**Dataset rows:**
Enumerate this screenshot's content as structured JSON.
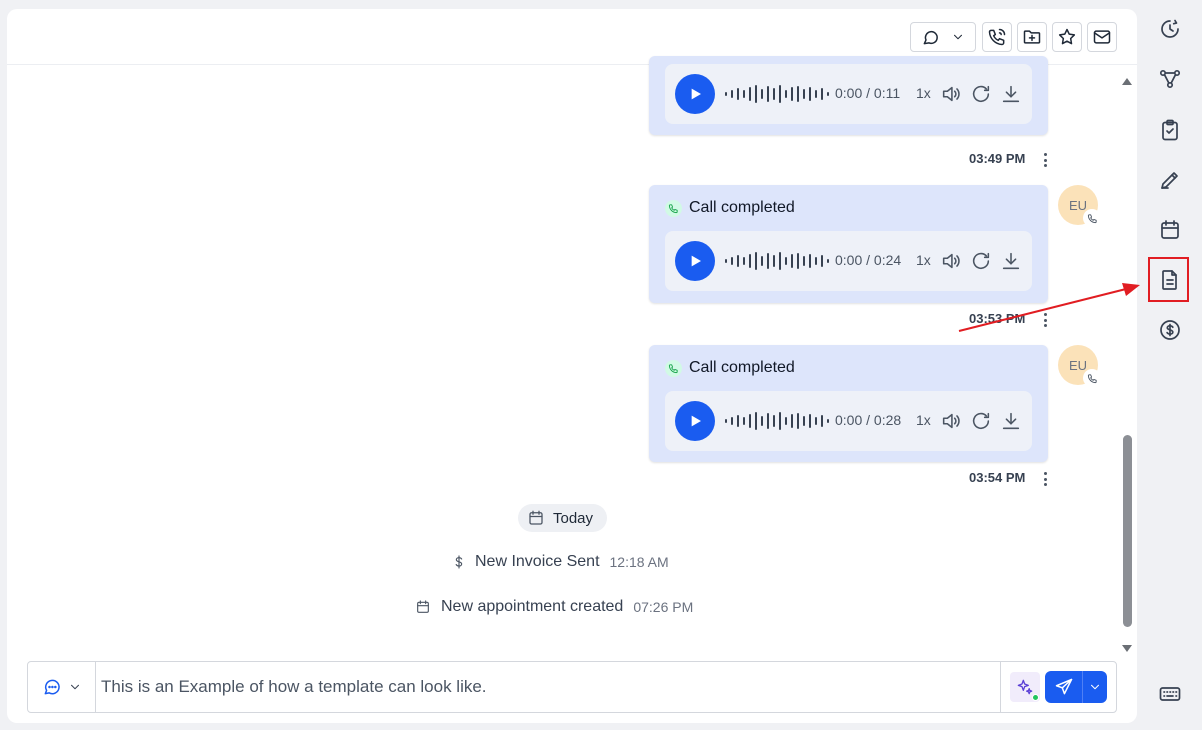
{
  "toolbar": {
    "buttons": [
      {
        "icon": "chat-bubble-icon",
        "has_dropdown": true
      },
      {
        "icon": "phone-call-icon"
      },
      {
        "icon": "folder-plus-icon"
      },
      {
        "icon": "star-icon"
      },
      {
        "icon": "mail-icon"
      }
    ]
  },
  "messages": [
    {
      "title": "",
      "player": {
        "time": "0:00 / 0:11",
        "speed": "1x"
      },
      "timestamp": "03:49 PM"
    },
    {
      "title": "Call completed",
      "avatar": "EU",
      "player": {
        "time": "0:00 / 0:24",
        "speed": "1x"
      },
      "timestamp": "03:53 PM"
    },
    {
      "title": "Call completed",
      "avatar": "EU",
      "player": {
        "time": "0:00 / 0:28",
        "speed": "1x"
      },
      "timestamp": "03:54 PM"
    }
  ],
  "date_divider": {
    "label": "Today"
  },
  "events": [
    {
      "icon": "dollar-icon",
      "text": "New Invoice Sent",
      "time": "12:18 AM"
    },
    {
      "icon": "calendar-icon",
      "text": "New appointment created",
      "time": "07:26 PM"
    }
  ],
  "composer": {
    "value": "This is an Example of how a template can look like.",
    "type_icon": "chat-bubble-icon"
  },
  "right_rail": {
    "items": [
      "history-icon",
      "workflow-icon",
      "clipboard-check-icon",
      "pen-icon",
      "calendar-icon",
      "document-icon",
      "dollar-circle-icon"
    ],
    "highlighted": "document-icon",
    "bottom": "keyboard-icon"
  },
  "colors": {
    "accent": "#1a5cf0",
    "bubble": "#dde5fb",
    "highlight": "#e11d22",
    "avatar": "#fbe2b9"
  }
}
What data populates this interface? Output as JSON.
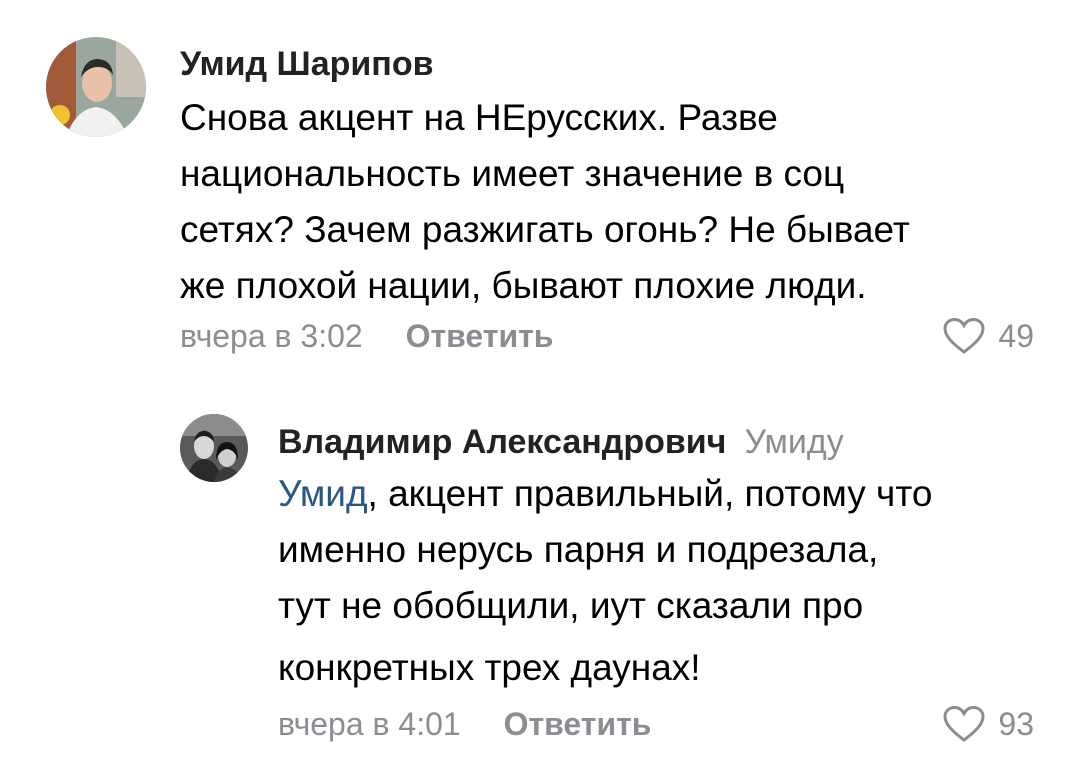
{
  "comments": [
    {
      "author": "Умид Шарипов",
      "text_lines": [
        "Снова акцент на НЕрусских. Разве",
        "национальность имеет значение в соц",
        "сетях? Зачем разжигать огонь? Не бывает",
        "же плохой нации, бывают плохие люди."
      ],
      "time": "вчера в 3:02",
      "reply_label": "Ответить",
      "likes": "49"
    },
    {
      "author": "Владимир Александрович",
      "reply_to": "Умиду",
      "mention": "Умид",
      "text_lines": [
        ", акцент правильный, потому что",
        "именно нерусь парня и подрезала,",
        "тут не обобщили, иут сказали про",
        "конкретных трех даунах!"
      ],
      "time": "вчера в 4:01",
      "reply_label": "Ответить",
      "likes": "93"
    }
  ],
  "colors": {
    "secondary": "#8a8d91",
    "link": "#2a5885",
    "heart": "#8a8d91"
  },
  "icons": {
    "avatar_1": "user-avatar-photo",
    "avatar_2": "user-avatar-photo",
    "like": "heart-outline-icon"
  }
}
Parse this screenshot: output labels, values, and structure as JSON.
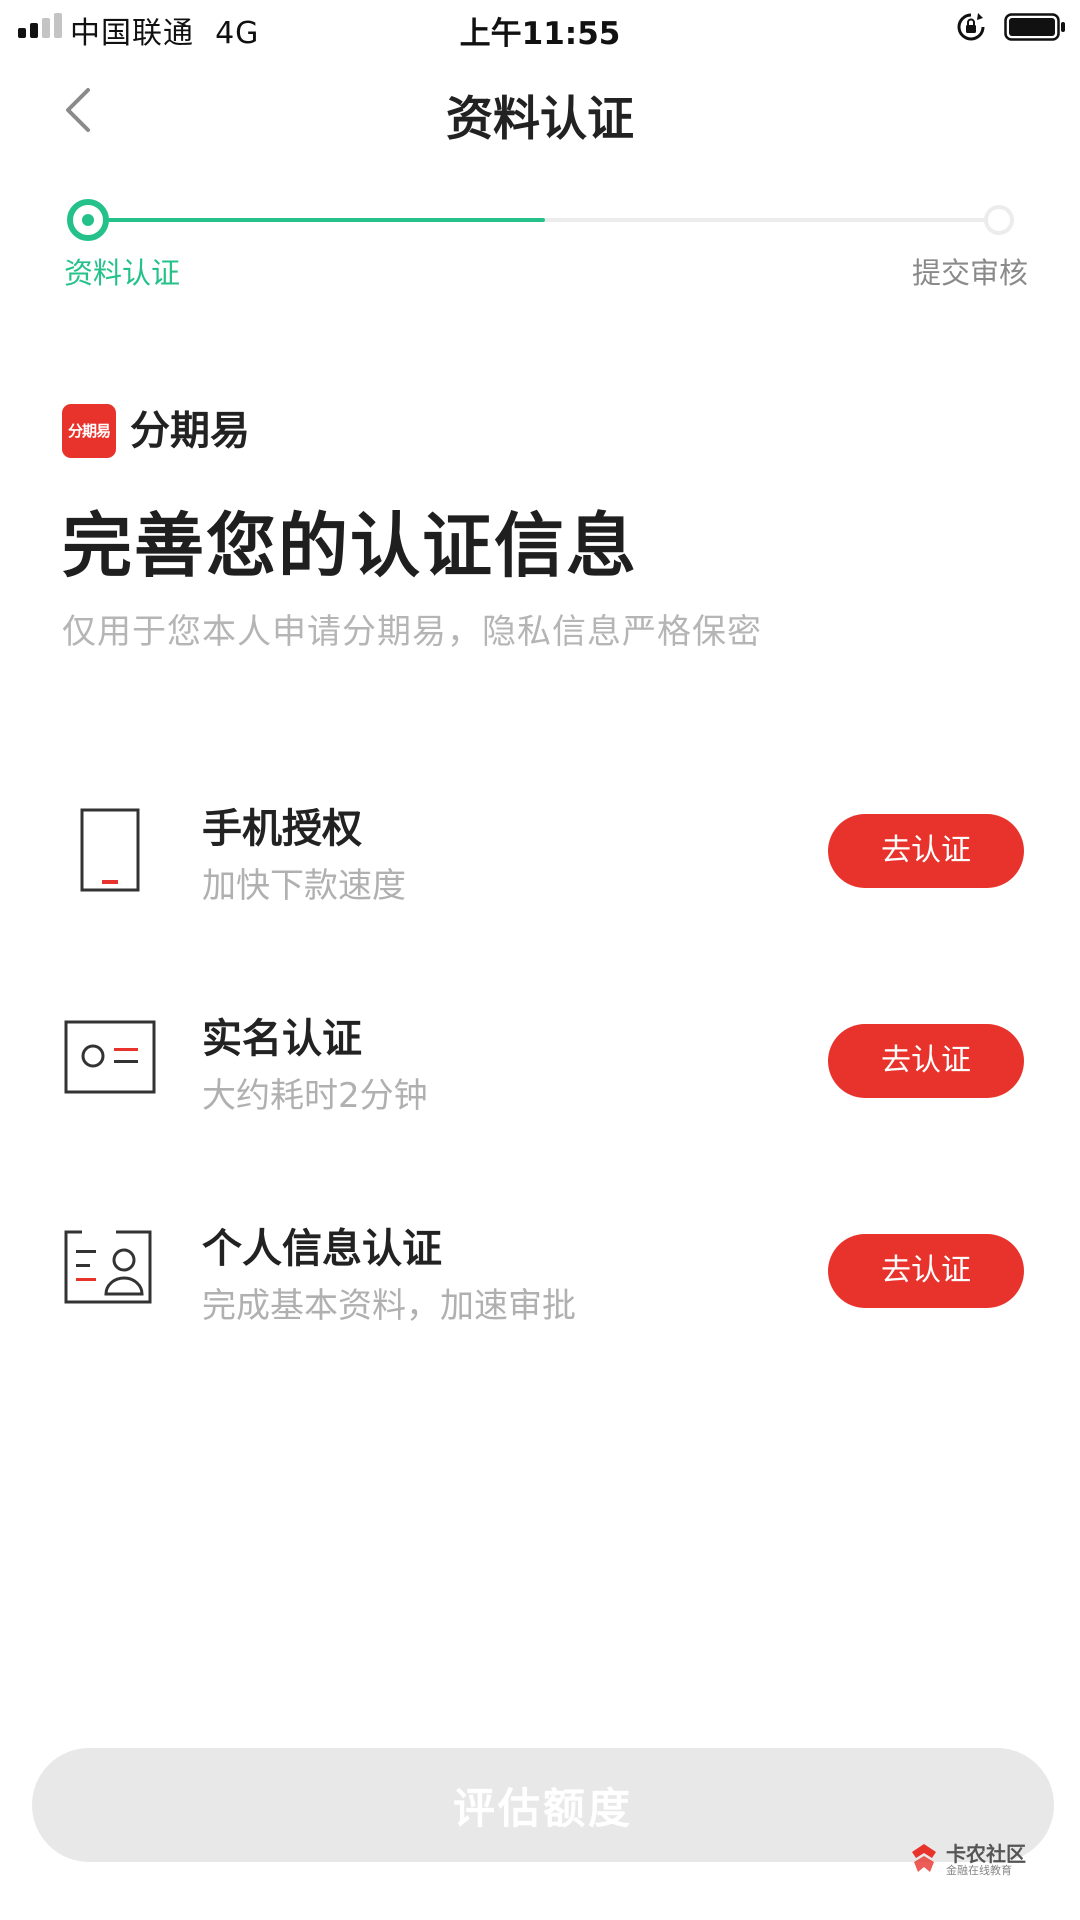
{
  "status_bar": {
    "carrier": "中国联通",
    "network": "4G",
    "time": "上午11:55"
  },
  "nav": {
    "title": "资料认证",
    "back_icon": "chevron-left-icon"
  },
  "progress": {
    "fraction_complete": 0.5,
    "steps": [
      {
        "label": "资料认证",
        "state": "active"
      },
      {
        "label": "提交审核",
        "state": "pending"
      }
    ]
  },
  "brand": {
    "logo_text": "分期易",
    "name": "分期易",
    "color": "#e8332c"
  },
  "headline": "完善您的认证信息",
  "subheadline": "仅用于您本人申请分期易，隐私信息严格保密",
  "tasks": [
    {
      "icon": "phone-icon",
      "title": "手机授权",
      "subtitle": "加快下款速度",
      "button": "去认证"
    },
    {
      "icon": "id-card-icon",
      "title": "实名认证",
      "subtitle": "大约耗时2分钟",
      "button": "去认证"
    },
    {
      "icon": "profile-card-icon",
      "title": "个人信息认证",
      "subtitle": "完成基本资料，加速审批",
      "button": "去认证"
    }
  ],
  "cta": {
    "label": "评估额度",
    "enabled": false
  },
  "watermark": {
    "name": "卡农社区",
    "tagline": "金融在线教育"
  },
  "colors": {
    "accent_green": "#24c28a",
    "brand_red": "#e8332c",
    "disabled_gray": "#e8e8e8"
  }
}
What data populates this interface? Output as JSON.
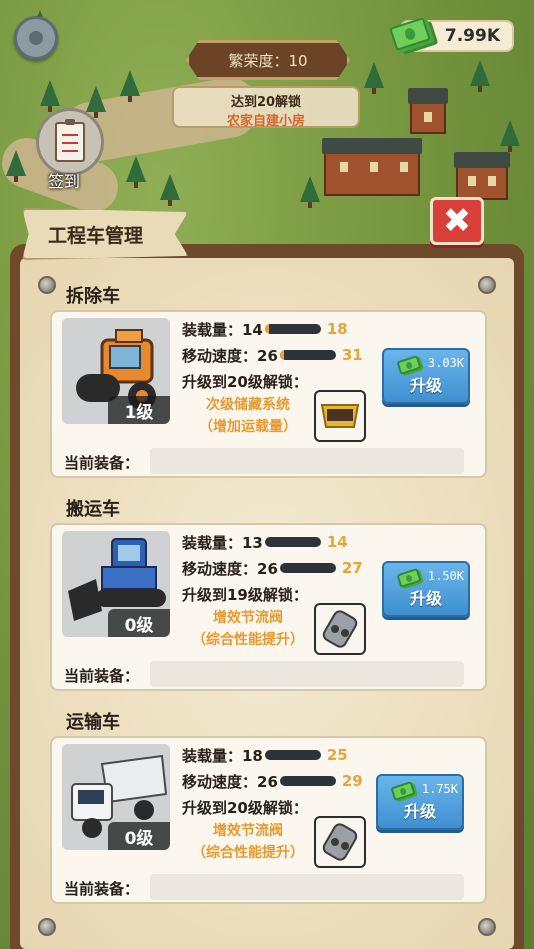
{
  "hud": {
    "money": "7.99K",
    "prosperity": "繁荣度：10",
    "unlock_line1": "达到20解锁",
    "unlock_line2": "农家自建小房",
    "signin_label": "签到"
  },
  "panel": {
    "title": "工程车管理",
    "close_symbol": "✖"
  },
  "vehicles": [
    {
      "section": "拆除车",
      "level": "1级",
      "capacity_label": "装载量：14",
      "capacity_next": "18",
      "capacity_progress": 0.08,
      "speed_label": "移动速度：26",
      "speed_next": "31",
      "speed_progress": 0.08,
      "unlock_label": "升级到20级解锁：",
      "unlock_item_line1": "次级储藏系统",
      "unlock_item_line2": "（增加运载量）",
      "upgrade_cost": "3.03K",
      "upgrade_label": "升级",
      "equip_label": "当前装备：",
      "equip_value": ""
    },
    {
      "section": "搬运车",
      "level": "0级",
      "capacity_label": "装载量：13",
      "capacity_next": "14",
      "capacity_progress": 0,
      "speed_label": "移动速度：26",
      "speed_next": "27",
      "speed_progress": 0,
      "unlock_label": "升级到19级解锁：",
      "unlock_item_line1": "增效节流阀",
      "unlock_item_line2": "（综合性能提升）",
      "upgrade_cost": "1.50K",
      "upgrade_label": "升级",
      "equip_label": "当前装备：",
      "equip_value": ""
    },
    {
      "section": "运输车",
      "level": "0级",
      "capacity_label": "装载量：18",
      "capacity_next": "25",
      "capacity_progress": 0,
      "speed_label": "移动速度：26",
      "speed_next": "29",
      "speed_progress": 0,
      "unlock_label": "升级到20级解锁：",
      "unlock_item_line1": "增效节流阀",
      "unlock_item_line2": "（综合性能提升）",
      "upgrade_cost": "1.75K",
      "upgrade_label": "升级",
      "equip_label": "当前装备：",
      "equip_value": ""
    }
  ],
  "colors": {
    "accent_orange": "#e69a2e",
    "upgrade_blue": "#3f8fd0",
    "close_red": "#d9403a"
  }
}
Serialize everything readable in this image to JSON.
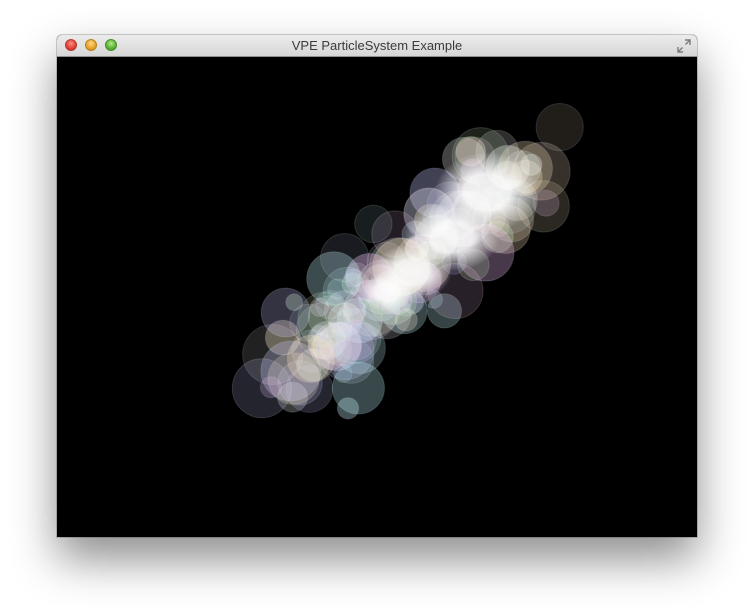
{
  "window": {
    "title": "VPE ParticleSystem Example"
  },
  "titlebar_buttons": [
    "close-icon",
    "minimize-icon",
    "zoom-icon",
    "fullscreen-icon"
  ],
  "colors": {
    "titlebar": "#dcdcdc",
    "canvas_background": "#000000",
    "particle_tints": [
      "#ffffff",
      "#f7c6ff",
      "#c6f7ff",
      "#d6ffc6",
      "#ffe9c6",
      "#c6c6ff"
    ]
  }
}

**Aim:** Find all the lines containing "subtitle" in the material, then copy them.

**Result of the task:**
      "subtitle": "加快下款速度",
      "subtitle": "大约耗时2分钟",
      "subtitle": "完成基本资料，加速审批",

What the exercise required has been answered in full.